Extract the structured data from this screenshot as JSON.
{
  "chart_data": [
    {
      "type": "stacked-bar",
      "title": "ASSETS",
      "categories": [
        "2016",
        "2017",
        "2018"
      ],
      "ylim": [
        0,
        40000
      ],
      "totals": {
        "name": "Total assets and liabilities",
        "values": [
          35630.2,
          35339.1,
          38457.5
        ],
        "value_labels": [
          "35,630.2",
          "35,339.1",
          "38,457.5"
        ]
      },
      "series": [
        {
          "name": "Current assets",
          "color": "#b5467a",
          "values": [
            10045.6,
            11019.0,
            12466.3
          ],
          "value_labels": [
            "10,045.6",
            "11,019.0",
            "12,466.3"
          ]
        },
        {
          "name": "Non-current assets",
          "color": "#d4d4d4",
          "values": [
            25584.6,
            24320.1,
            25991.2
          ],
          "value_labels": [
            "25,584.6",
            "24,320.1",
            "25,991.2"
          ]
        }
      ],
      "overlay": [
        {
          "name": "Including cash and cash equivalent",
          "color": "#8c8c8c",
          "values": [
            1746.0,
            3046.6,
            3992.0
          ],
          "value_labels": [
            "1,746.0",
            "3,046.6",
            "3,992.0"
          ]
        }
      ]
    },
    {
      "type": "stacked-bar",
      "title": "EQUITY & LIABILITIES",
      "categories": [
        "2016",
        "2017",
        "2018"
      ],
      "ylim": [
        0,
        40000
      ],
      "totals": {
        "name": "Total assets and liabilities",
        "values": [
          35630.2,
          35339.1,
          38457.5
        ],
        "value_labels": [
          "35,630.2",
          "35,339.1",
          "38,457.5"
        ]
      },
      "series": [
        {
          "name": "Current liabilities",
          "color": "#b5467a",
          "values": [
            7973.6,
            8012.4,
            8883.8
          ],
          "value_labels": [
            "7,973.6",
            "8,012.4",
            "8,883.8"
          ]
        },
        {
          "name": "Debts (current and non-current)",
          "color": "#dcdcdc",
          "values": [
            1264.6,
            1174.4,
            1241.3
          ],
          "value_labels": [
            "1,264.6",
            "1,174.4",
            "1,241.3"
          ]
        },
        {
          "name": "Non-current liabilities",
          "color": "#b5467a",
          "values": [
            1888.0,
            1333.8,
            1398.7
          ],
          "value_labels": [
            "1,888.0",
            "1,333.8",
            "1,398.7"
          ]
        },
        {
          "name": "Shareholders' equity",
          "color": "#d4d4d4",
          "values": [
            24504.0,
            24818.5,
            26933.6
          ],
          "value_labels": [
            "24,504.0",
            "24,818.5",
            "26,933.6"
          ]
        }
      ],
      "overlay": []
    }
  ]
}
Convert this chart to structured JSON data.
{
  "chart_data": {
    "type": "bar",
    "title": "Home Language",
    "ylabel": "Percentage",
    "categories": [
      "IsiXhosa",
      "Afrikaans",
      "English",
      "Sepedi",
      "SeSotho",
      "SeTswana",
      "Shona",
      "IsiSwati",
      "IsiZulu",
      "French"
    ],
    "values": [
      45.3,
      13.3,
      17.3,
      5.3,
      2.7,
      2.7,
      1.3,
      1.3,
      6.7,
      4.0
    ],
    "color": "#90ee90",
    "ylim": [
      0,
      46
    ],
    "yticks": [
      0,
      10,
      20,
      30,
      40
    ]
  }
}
■ ■ ■ ■ ■ ■ ■
## TO BE DONE
Figure out how many lines above include the string "name", then report that number and nothing else.

## RESPONSE TO THE TASK
9